Please print every record below exactly as it appears.

- DATASET -
* Start *

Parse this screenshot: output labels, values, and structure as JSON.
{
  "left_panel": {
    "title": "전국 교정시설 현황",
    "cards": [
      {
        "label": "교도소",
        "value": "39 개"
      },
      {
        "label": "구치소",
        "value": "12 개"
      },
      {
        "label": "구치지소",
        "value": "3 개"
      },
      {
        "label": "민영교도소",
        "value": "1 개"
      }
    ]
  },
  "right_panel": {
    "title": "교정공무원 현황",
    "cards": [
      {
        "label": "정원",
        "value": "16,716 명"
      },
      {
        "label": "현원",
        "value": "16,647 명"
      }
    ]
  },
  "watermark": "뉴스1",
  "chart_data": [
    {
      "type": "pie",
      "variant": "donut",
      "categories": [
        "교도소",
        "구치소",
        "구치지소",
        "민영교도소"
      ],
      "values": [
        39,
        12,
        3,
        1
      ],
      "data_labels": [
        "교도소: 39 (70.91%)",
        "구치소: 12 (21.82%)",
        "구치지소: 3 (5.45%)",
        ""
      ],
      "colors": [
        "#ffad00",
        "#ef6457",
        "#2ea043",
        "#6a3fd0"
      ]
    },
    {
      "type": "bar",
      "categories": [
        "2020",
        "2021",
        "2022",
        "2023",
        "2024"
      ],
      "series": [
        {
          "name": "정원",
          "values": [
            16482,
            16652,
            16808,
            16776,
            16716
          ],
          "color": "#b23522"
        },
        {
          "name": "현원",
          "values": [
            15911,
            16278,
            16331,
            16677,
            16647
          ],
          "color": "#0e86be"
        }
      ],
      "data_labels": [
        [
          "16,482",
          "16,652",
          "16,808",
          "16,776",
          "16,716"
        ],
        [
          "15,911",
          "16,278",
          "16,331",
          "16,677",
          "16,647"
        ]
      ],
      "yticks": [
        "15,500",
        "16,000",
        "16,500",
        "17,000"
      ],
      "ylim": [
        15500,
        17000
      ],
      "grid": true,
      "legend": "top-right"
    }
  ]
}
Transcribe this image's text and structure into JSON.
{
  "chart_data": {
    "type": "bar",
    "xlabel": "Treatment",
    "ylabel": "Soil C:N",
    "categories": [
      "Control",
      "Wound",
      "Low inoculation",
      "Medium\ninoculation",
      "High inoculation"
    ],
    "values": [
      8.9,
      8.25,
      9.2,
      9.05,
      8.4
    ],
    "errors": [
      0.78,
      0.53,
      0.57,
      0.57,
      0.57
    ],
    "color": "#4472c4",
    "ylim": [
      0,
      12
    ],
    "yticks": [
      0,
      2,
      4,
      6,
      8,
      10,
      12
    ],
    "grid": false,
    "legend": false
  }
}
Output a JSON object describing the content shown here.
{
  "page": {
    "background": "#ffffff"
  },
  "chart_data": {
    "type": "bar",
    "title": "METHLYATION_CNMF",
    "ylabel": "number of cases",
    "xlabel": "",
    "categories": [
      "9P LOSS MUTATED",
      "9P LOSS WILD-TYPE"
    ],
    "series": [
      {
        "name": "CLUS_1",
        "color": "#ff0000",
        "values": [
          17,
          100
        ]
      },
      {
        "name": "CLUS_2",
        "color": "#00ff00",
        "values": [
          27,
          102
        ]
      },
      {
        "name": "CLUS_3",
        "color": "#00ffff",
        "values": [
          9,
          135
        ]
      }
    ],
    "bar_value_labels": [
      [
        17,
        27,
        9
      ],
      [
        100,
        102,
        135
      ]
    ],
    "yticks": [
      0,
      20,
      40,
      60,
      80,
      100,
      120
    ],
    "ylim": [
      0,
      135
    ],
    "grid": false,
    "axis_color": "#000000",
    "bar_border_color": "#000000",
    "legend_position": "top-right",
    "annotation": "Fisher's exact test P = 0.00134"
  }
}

* End *

- ANSWER BELOW -
Parse this screenshot: output labels, values, and structure as JSON.
{
  "left_panel": {
    "title": "전국 교정시설 현황",
    "cards": [
      {
        "label": "교도소",
        "value": "39 개"
      },
      {
        "label": "구치소",
        "value": "12 개"
      },
      {
        "label": "구치지소",
        "value": "3 개"
      },
      {
        "label": "민영교도소",
        "value": "1 개"
      }
    ]
  },
  "right_panel": {
    "title": "교정공무원 현황",
    "cards": [
      {
        "label": "정원",
        "value": "16,716 명"
      },
      {
        "label": "현원",
        "value": "16,647 명"
      }
    ]
  },
  "watermark": "뉴스1",
  "chart_data": [
    {
      "type": "pie",
      "variant": "donut",
      "categories": [
        "교도소",
        "구치소",
        "구치지소",
        "민영교도소"
      ],
      "values": [
        39,
        12,
        3,
        1
      ],
      "data_labels": [
        "교도소: 39 (70.91%)",
        "구치소: 12 (21.82%)",
        "구치지소: 3 (5.45%)",
        ""
      ],
      "colors": [
        "#ffad00",
        "#ef6457",
        "#2ea043",
        "#6a3fd0"
      ]
    },
    {
      "type": "bar",
      "categories": [
        "2020",
        "2021",
        "2022",
        "2023",
        "2024"
      ],
      "series": [
        {
          "name": "정원",
          "values": [
            16482,
            16652,
            16808,
            16776,
            16716
          ],
          "color": "#b23522"
        },
        {
          "name": "현원",
          "values": [
            15911,
            16278,
            16331,
            16677,
            16647
          ],
          "color": "#0e86be"
        }
      ],
      "data_labels": [
        [
          "16,482",
          "16,652",
          "16,808",
          "16,776",
          "16,716"
        ],
        [
          "15,911",
          "16,278",
          "16,331",
          "16,677",
          "16,647"
        ]
      ],
      "yticks": [
        "15,500",
        "16,000",
        "16,500",
        "17,000"
      ],
      "ylim": [
        15500,
        17000
      ],
      "grid": true,
      "legend": "top-right"
    }
  ]
}
Transcribe this image's text and structure into JSON.
{
  "chart_data": {
    "type": "bar",
    "xlabel": "Treatment",
    "ylabel": "Soil C:N",
    "categories": [
      "Control",
      "Wound",
      "Low inoculation",
      "Medium\ninoculation",
      "High inoculation"
    ],
    "values": [
      8.9,
      8.25,
      9.2,
      9.05,
      8.4
    ],
    "errors": [
      0.78,
      0.53,
      0.57,
      0.57,
      0.57
    ],
    "color": "#4472c4",
    "ylim": [
      0,
      12
    ],
    "yticks": [
      0,
      2,
      4,
      6,
      8,
      10,
      12
    ],
    "grid": false,
    "legend": false
  }
}
Output a JSON object describing the content shown here.
{
  "page": {
    "background": "#ffffff"
  },
  "chart_data": {
    "type": "bar",
    "title": "METHLYATION_CNMF",
    "ylabel": "number of cases",
    "xlabel": "",
    "categories": [
      "9P LOSS MUTATED",
      "9P LOSS WILD-TYPE"
    ],
    "series": [
      {
        "name": "CLUS_1",
        "color": "#ff0000",
        "values": [
          17,
          100
        ]
      },
      {
        "name": "CLUS_2",
        "color": "#00ff00",
        "values": [
          27,
          102
        ]
      },
      {
        "name": "CLUS_3",
        "color": "#00ffff",
        "values": [
          9,
          135
        ]
      }
    ],
    "bar_value_labels": [
      [
        17,
        27,
        9
      ],
      [
        100,
        102,
        135
      ]
    ],
    "yticks": [
      0,
      20,
      40,
      60,
      80,
      100,
      120
    ],
    "ylim": [
      0,
      135
    ],
    "grid": false,
    "axis_color": "#000000",
    "bar_border_color": "#000000",
    "legend_position": "top-right",
    "annotation": "Fisher's exact test P = 0.00134"
  }
}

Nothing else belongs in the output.